> **YOUR TASK**
Across the entries below, how many lines contain the string "Windermere"? Give only the count.

--- start GIVEN DATA ---

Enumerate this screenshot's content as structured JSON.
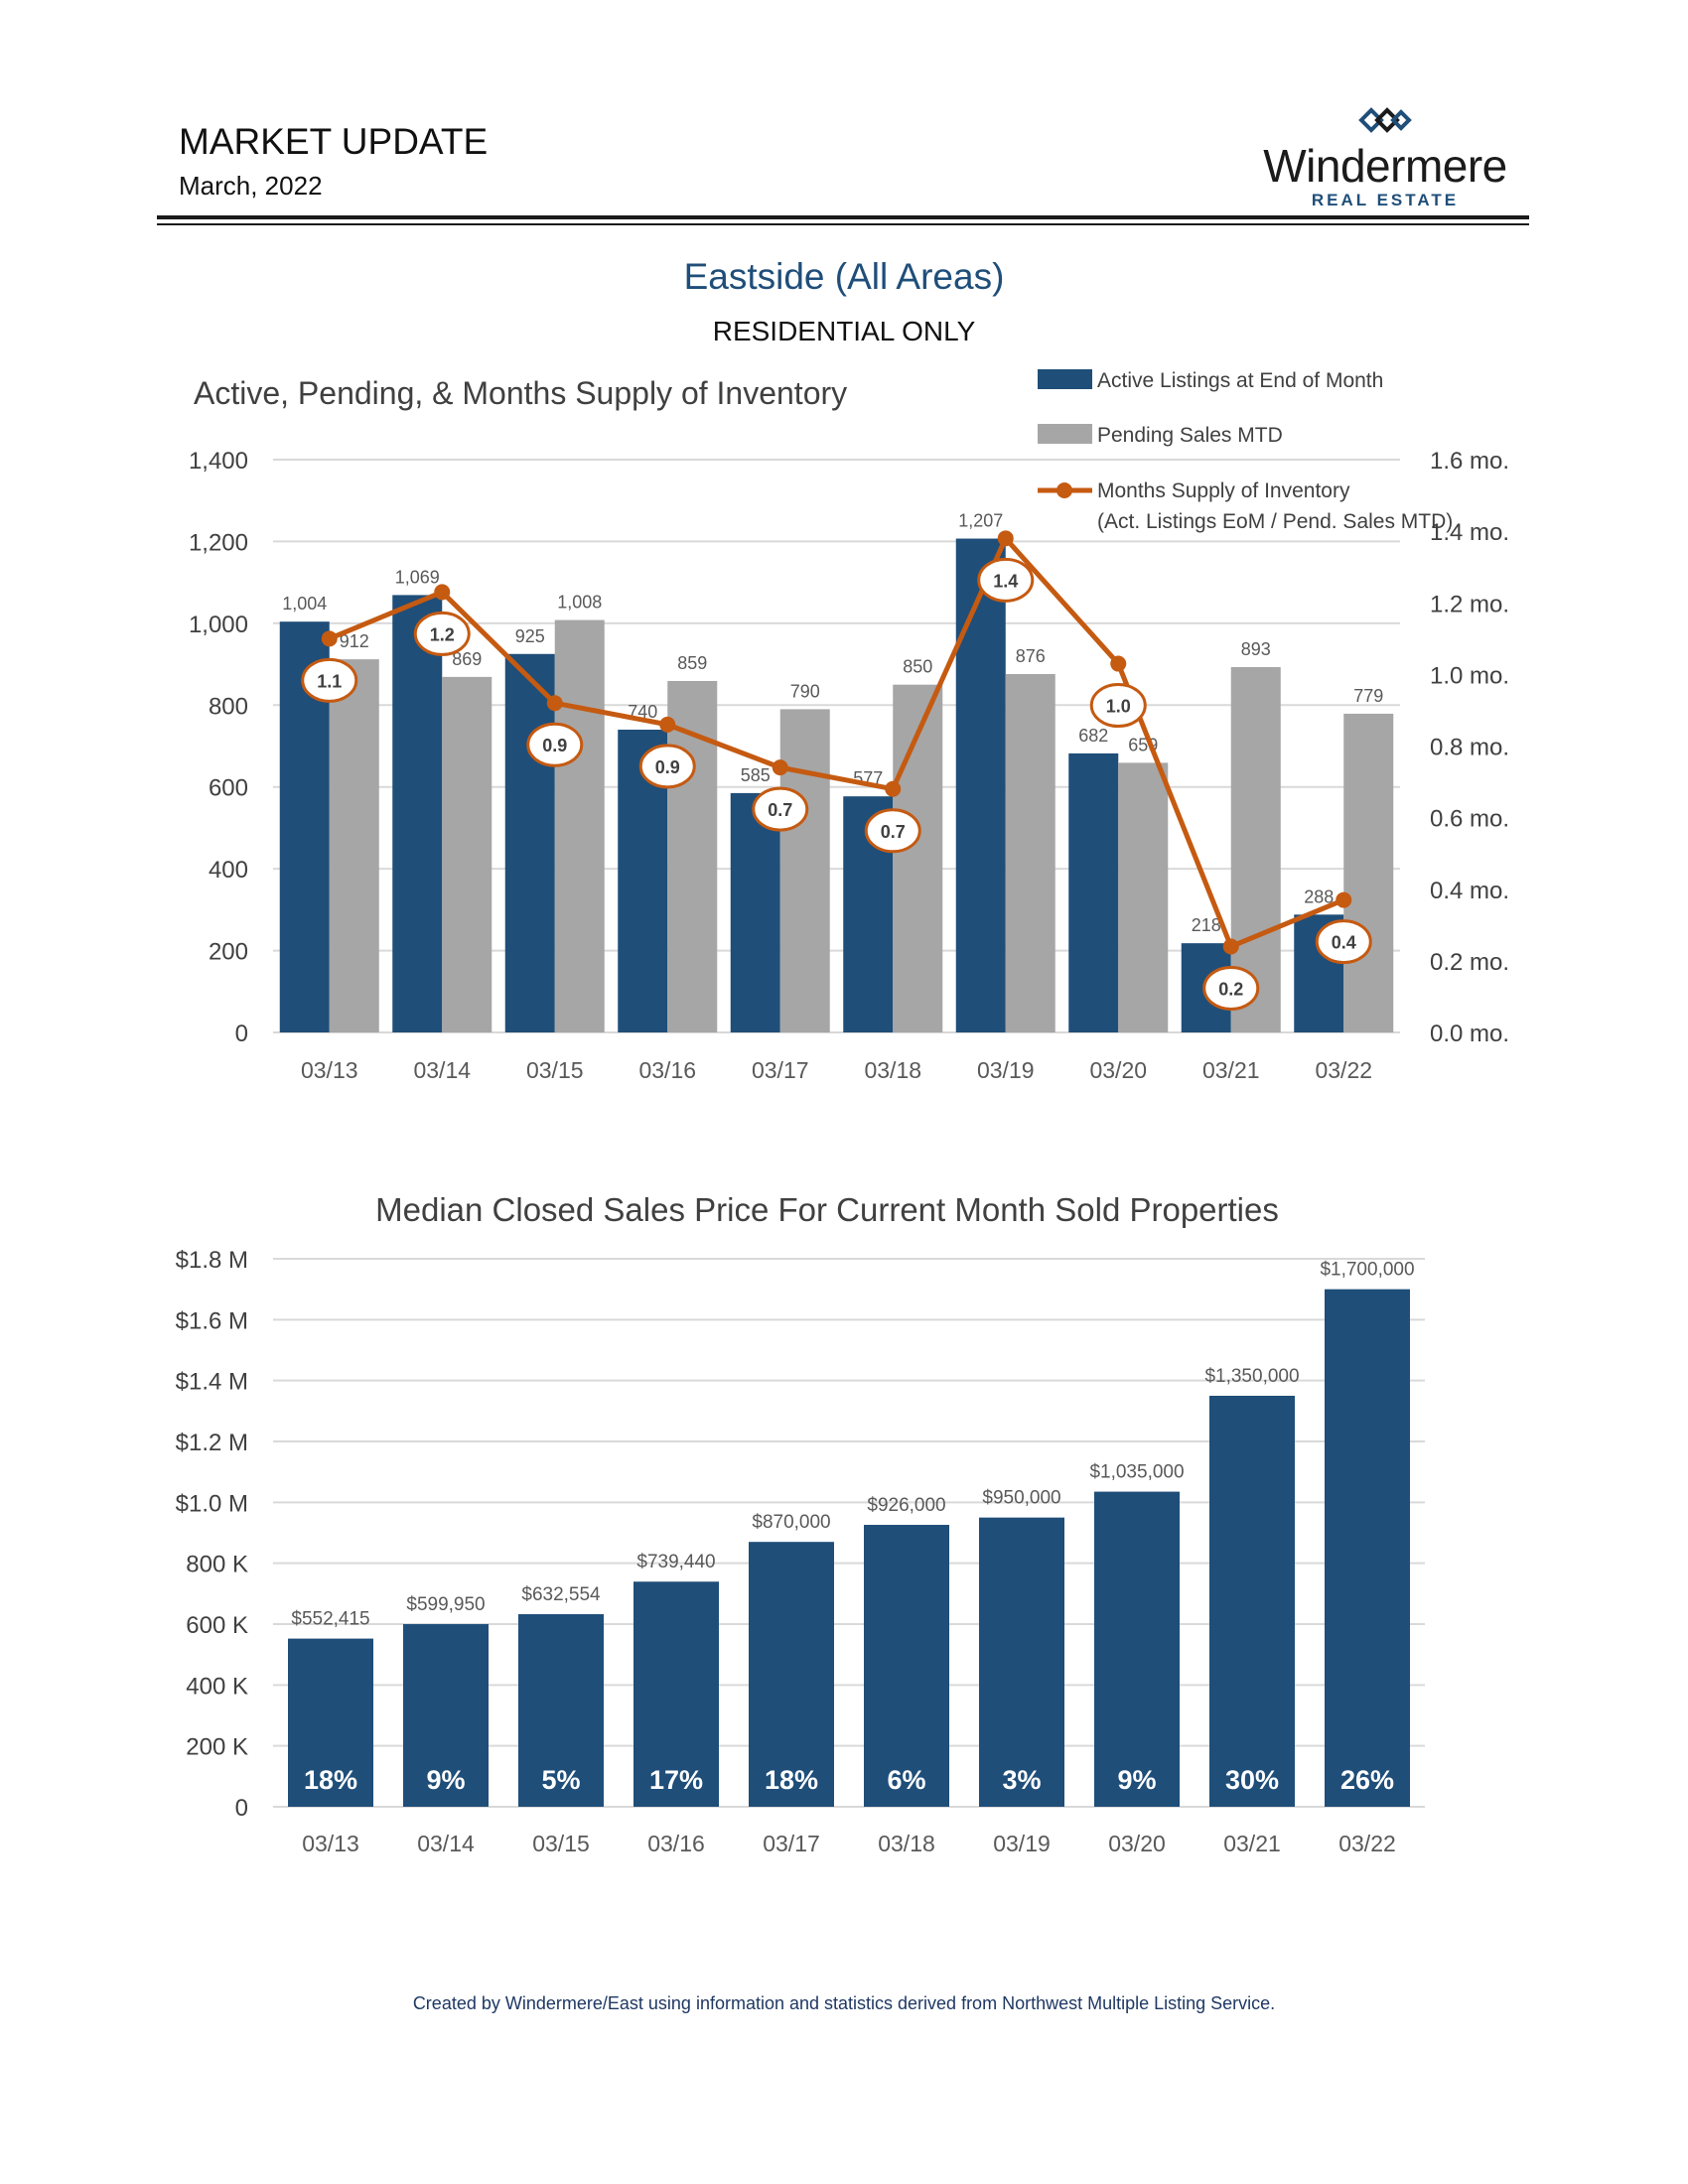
{
  "header": {
    "title": "MARKET UPDATE",
    "date": "March, 2022",
    "logo_name": "Windermere",
    "logo_sub": "REAL ESTATE"
  },
  "region": "Eastside (All Areas)",
  "subtitle": "RESIDENTIAL ONLY",
  "footer": "Created by Windermere/East using information and statistics derived from Northwest Multiple Listing Service.",
  "colors": {
    "navy": "#1f4e79",
    "gray": "#a6a6a6",
    "orange": "#c55a11"
  },
  "chart_data": [
    {
      "type": "bar",
      "title": "Active, Pending, & Months Supply of Inventory",
      "categories": [
        "03/13",
        "03/14",
        "03/15",
        "03/16",
        "03/17",
        "03/18",
        "03/19",
        "03/20",
        "03/21",
        "03/22"
      ],
      "series": [
        {
          "name": "Active Listings at End of Month",
          "type": "bar",
          "values": [
            1004,
            1069,
            925,
            740,
            585,
            577,
            1207,
            682,
            218,
            288
          ]
        },
        {
          "name": "Pending Sales MTD",
          "type": "bar",
          "values": [
            912,
            869,
            1008,
            859,
            790,
            850,
            876,
            659,
            893,
            779
          ]
        },
        {
          "name": "Months Supply of Inventory",
          "type": "line",
          "axis": "right",
          "values": [
            1.1,
            1.2,
            0.9,
            0.9,
            0.7,
            0.7,
            1.4,
            1.0,
            0.2,
            0.4
          ],
          "plotted": [
            1.1,
            1.23,
            0.92,
            0.86,
            0.74,
            0.68,
            1.38,
            1.03,
            0.24,
            0.37
          ]
        }
      ],
      "bar_labels": [
        [
          "1,004",
          "1,069",
          "925",
          "740",
          "585",
          "577",
          "1,207",
          "682",
          "218",
          "288"
        ],
        [
          "912",
          "869",
          "1,008",
          "859",
          "790",
          "850",
          "876",
          "659",
          "893",
          "779"
        ]
      ],
      "line_labels": [
        "1.1",
        "1.2",
        "0.9",
        "0.9",
        "0.7",
        "0.7",
        "1.4",
        "1.0",
        "0.2",
        "0.4"
      ],
      "legend": [
        "Active Listings at End of Month",
        "Pending Sales MTD",
        "Months Supply of Inventory",
        "(Act. Listings EoM / Pend. Sales MTD)"
      ],
      "ylim": [
        0,
        1400
      ],
      "yticks": [
        "0",
        "200",
        "400",
        "600",
        "800",
        "1,000",
        "1,200",
        "1,400"
      ],
      "y2lim": [
        0,
        1.6
      ],
      "y2ticks": [
        "0.0 mo.",
        "0.2 mo.",
        "0.4 mo.",
        "0.6 mo.",
        "0.8 mo.",
        "1.0 mo.",
        "1.2 mo.",
        "1.4 mo.",
        "1.6 mo."
      ]
    },
    {
      "type": "bar",
      "title": "Median Closed Sales Price For Current Month Sold Properties",
      "categories": [
        "03/13",
        "03/14",
        "03/15",
        "03/16",
        "03/17",
        "03/18",
        "03/19",
        "03/20",
        "03/21",
        "03/22"
      ],
      "values": [
        552415,
        599950,
        632554,
        739440,
        870000,
        926000,
        950000,
        1035000,
        1350000,
        1700000
      ],
      "value_labels": [
        "$552,415",
        "$599,950",
        "$632,554",
        "$739,440",
        "$870,000",
        "$926,000",
        "$950,000",
        "$1,035,000",
        "$1,350,000",
        "$1,700,000"
      ],
      "pct_labels": [
        "18%",
        "9%",
        "5%",
        "17%",
        "18%",
        "6%",
        "3%",
        "9%",
        "30%",
        "26%"
      ],
      "ylim": [
        0,
        1800000
      ],
      "yticks": [
        "0",
        "200 K",
        "400 K",
        "600 K",
        "800 K",
        "$1.0 M",
        "$1.2 M",
        "$1.4 M",
        "$1.6 M",
        "$1.8 M"
      ]
    }
  ]
}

--- end GIVEN DATA ---

> **OUTPUT OF THE EXERCISE**
2